Written instruction 1 ::
In the records below, copy out the lines that begin with the one containing "218, 372, 284]" and end with the one containing "114, 120, 138]", including both of those lines, and change nothing.

— START OF Supplied text —

Wednesday, January 04, 2006

Late Night Excitement at Your Local McDonald's (It Only Happens Once a Year)

Due to the random, roulette-style pricing of airline ticketing, the brickfamily ended up flying home (from the other Washington) late New Year's Eve. We landed at BWI at about 11 PM, stood around at the baggage carousel like cattle waiting to be fed for about 50 minutes, celebrated the new year with Gary the Parking Lot Shuttle Driver, and headed home about 12:25.

And as fun as all that sounds, it didn't even come close to how awesome it was to go to the 24 hour McDonald's on the corner of Wisconsin and Van Ness at 1:15 in the morning. On New Year's.

I've never seen so many sophisticatedly/sluttily dressed people in any fast food joint at that time of day before. Well, actually, I'm not sure if I've ever been to a fast food "restaurant" at that time before. Anyway, I also feel that I should qualify the slutty statement. The sophisticated and the slutty were two distinct subsets of people. The slutty ones were younger and haven't yet figured out that there is more to life than showing a lot of leg. And boob. In January. For instance, not dying of hypothermia. I hope they grow up someday. Funnily enough though, the more sophisticatedly dressed people (not tuxedo sophisticated, but still) tended to be more drunk. In the ten minutes that I was inside (there's no drive-thru) I actually saw two people spill sodas on themselves and several other people staggering around like they just ate a giant can of lima beans and cottage cheese.

But this one dude totally took the cake. Actually, it was an Oreo McFlurry, but whatever. I'm standing there, waiting for the brickwife's 5-piece chicken selects and I overhear this young guy ordering a McFlurry. The total comes out to $2.30. He only has $2.20. And then, I swear I am telling the truth, he says the following words in this order:

"Can I put the last ten cents on my debit card?"

— END OF Supplied text —
— START OF Given records —

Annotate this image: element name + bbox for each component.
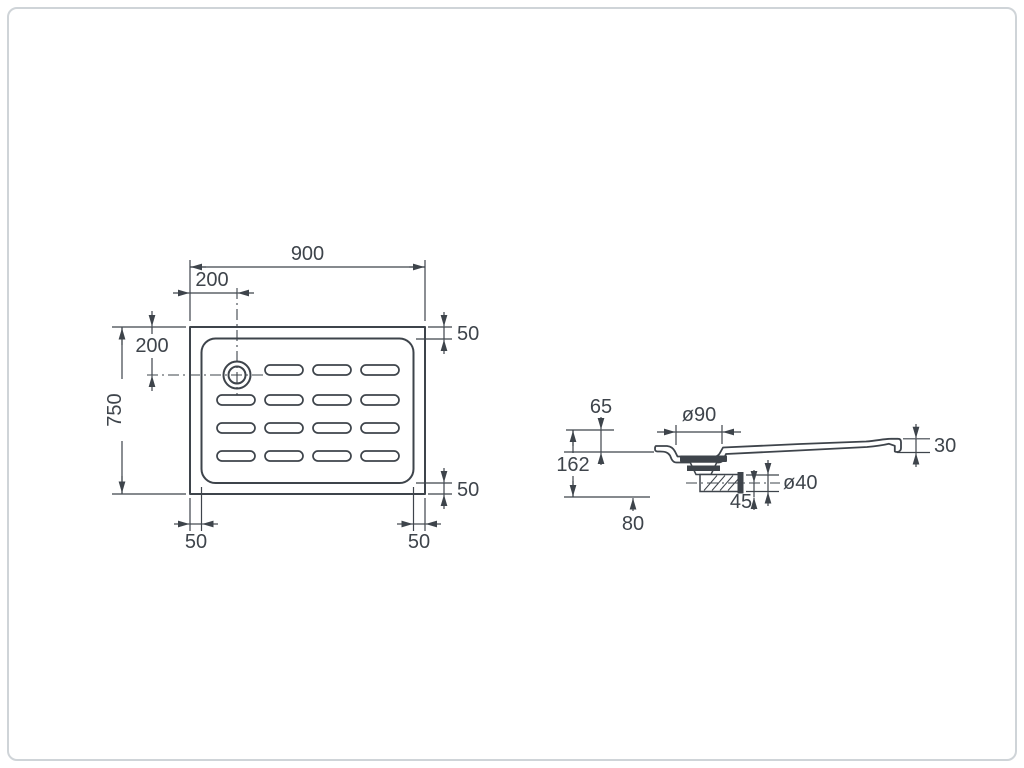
dim-label-80: 80 [622, 513, 644, 535]
anti-slip-slots [216, 364, 400, 462]
dim-drain-offset-y: 200 [112, 311, 186, 391]
section-view: 65 ø90 30 [550, 396, 956, 535]
dim-label-750: 750 [104, 393, 126, 426]
plan-view: 900 200 200 [100, 243, 479, 553]
pipe-end-cap [737, 472, 744, 494]
dim-label-50-bottom-right-side: 50 [408, 531, 430, 553]
dim-label-65: 65 [590, 396, 612, 418]
dim-label-50-bottom-left-side: 50 [185, 531, 207, 553]
drain-flange [680, 455, 727, 462]
dim-clearance: 80 [622, 498, 644, 535]
dim-drain-offset-x: 200 [173, 269, 254, 297]
dim-overall-width: 900 [189, 243, 426, 321]
dim-label-900: 900 [291, 243, 324, 265]
drain [222, 360, 252, 390]
dim-edge-height: 30 [897, 424, 956, 467]
tray-floor-edge [200, 337, 415, 484]
dim-label-50-bottom-right: 50 [457, 479, 479, 501]
dim-label-o40: ø40 [783, 472, 817, 494]
dim-total-height: 162 [550, 430, 596, 497]
dim-label-45: 45 [730, 491, 752, 513]
dim-side-rim-left: 50 [174, 487, 218, 553]
dim-waste-pipe-diameter: ø40 [746, 460, 817, 506]
tray-outer-edge [189, 326, 426, 495]
dim-label-200-horizontal: 200 [195, 269, 228, 291]
dim-rim-bottom-right: 50 [416, 468, 479, 509]
waste-trap [680, 455, 780, 494]
dim-outlet-height: 45 [730, 470, 758, 513]
dim-side-rim-right: 50 [397, 487, 441, 553]
dim-drain-recess-diameter: ø90 [657, 404, 741, 445]
dim-label-50-top-right: 50 [457, 323, 479, 345]
dim-label-200-vertical: 200 [135, 335, 168, 357]
dim-basin-depth: 65 [590, 396, 612, 465]
dim-overall-depth: 750 [100, 327, 186, 495]
dim-label-30: 30 [934, 435, 956, 457]
trap-locknut [687, 465, 720, 471]
dim-label-o90: ø90 [682, 404, 716, 426]
dim-label-162: 162 [556, 454, 589, 476]
dim-rim-top-right: 50 [416, 312, 479, 354]
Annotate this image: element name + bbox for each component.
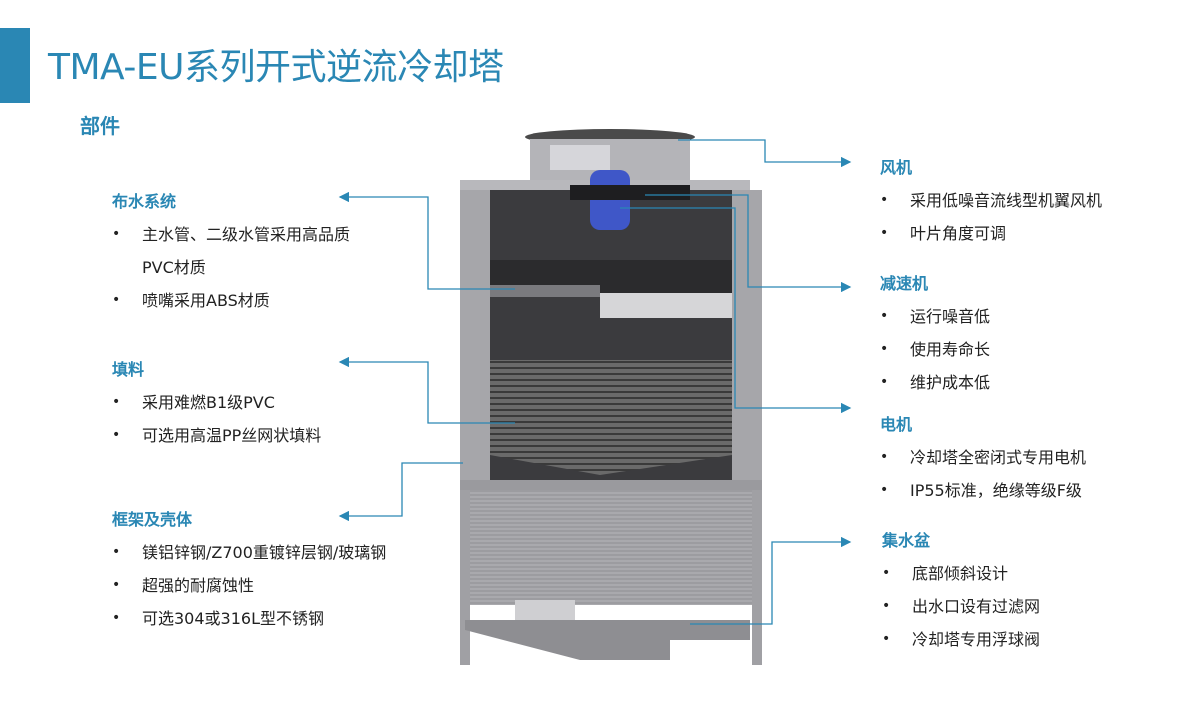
list-item: 主水管、二级水管采用高品质PVC材质	[112, 218, 372, 284]
list-item: 喷嘴采用ABS材质	[112, 284, 372, 317]
section-heading: 风机	[880, 158, 913, 177]
list-item: 采用低噪音流线型机翼风机	[880, 184, 1102, 217]
fill-media	[490, 360, 732, 475]
title-accent-bar	[0, 28, 30, 103]
list-item: 镁铝锌钢/Z700重镀锌层钢/玻璃钢	[112, 536, 386, 569]
section-heading: 集水盆	[882, 531, 931, 550]
leader-line-gearbox	[645, 194, 852, 293]
section-gearbox: 减速机 运行噪音低 使用寿命长 维护成本低	[880, 270, 990, 399]
page-subtitle: 部件	[80, 114, 120, 138]
list-item: 运行噪音低	[880, 300, 990, 333]
section-water-distribution: 布水系统 主水管、二级水管采用高品质PVC材质 喷嘴采用ABS材质	[112, 188, 372, 317]
leader-line-fill	[338, 356, 515, 424]
page-title: TMA-EU系列开式逆流冷却塔	[48, 47, 504, 88]
section-motor: 电机 冷却塔全密闭式专用电机 IP55标准，绝缘等级F级	[880, 411, 1086, 507]
leader-line-casing	[338, 462, 463, 522]
section-heading: 减速机	[880, 274, 929, 293]
list-item: 可选304或316L型不锈钢	[112, 602, 386, 635]
list-item: 冷却塔专用浮球阀	[882, 623, 1040, 656]
list-item: 使用寿命长	[880, 333, 990, 366]
list-item: 叶片角度可调	[880, 217, 1102, 250]
list-item: 底部倾斜设计	[882, 557, 1040, 590]
air-inlet-louvers	[470, 490, 752, 605]
cooling-tower-illustration	[460, 129, 762, 665]
list-item: 采用难燃B1级PVC	[112, 386, 321, 419]
list-item: 出水口设有过滤网	[882, 590, 1040, 623]
section-heading: 电机	[880, 415, 913, 434]
section-basin: 集水盆 底部倾斜设计 出水口设有过滤网 冷却塔专用浮球阀	[882, 527, 1040, 656]
cold-water-basin	[465, 620, 750, 660]
casing-left	[460, 190, 490, 480]
leader-line-basin	[690, 536, 852, 625]
section-fill: 填料 采用难燃B1级PVC 可选用高温PP丝网状填料	[112, 356, 321, 452]
list-item: 维护成本低	[880, 366, 990, 399]
section-heading: 填料	[112, 360, 145, 379]
leader-line-motor	[620, 207, 852, 414]
list-item: 可选用高温PP丝网状填料	[112, 419, 321, 452]
leader-line-fan	[678, 139, 852, 168]
section-heading: 框架及壳体	[112, 510, 193, 529]
section-fan: 风机 采用低噪音流线型机翼风机 叶片角度可调	[880, 154, 1102, 250]
leader-line-water-distribution	[338, 191, 515, 290]
casing-right	[732, 190, 762, 480]
list-item: 冷却塔全密闭式专用电机	[880, 441, 1086, 474]
section-heading: 布水系统	[112, 192, 177, 211]
list-item: 超强的耐腐蚀性	[112, 569, 386, 602]
list-item: IP55标准，绝缘等级F级	[880, 474, 1086, 507]
section-casing: 框架及壳体 镁铝锌钢/Z700重镀锌层钢/玻璃钢 超强的耐腐蚀性 可选304或3…	[112, 506, 386, 635]
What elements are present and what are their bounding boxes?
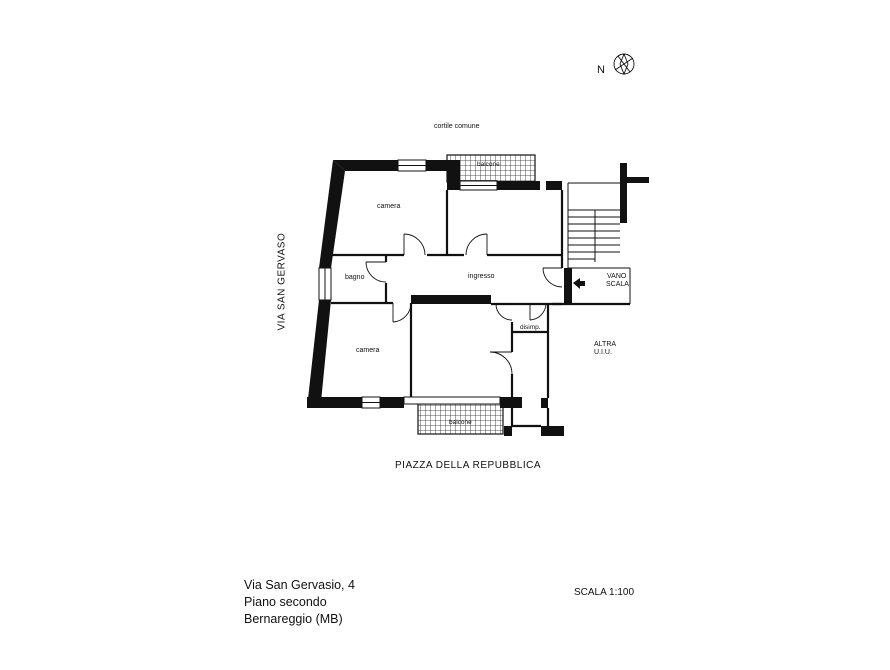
stairwell-label-2: SCALA [606,281,629,288]
scale-label: SCALA 1:100 [574,587,635,598]
balcony-south-label: balcone [449,419,472,426]
address-line-floor: Piano secondo [244,595,327,609]
entrance-label: ingresso [468,273,495,280]
west-street-label: VIA SAN GERVASO [276,232,288,331]
address-line-town: Bernareggio (MB) [244,612,343,626]
staircase [567,182,631,304]
bathroom-label: bagno [345,274,365,281]
interior-walls [331,190,630,428]
north-label: N [597,64,605,76]
address-block: Via San Gervasio, 4 Piano secondo Bernar… [244,577,355,628]
other-unit-label-2: U.I.U. [594,349,612,356]
south-square-label: PIAZZA DELLA REPUBBLICA [395,460,541,471]
stairwell-label-1: VANO [607,273,627,280]
exterior-walls [307,160,649,436]
balcony-north-label: balcone [477,161,500,168]
bedroom-north-label: camera [377,203,401,210]
balcony-north-tiles [446,154,536,183]
balcony-south-tiles [417,403,504,435]
doors [365,233,563,375]
address-line-street: Via San Gervasio, 4 [244,578,355,592]
windows [318,159,501,409]
bedroom-south-label: camera [356,347,380,354]
other-unit-label-1: ALTRA [594,341,617,348]
entry-arrow-icon [573,278,585,289]
courtyard-label: cortile comune [434,123,480,130]
compass-icon [613,52,635,76]
landing-label: disimp. [520,324,541,331]
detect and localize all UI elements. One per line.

— END OF Given records —

Written instruction 2 ::
Rewrite the passage of the McDonald's post that starts with the words containing "Wednesday, January 04, 2006" and ends with the words containing "home about 12:25.", putting "Larry" wherever "Gary" appears.

Expected output 1 ::
list-item: 主水管、二级水管采用高品质PVC材质	[112, 218, 372, 284]
list-item: 喷嘴采用ABS材质	[112, 284, 372, 317]
section-heading: 风机	[880, 158, 913, 177]
list-item: 采用低噪音流线型机翼风机	[880, 184, 1102, 217]
fill-media	[490, 360, 732, 475]
title-accent-bar	[0, 28, 30, 103]
list-item: 镁铝锌钢/Z700重镀锌层钢/玻璃钢	[112, 536, 386, 569]
section-heading: 集水盆	[882, 531, 931, 550]
leader-line-gearbox	[645, 194, 852, 293]
section-gearbox: 减速机 运行噪音低 使用寿命长 维护成本低	[880, 270, 990, 399]
page-subtitle: 部件	[80, 114, 120, 138]

Expected output 2 ::
Wednesday, January 04, 2006

Late Night Excitement at Your Local McDonald's (It Only Happens Once a Year)

Due to the random, roulette-style pricing of airline ticketing, the brickfamily ended up flying home (from the other Washington) late New Year's Eve. We landed at BWI at about 11 PM, stood around at the baggage carousel like cattle waiting to be fed for about 50 minutes, celebrated the new year with Larry the Parking Lot Shuttle Driver, and headed home about 12:25.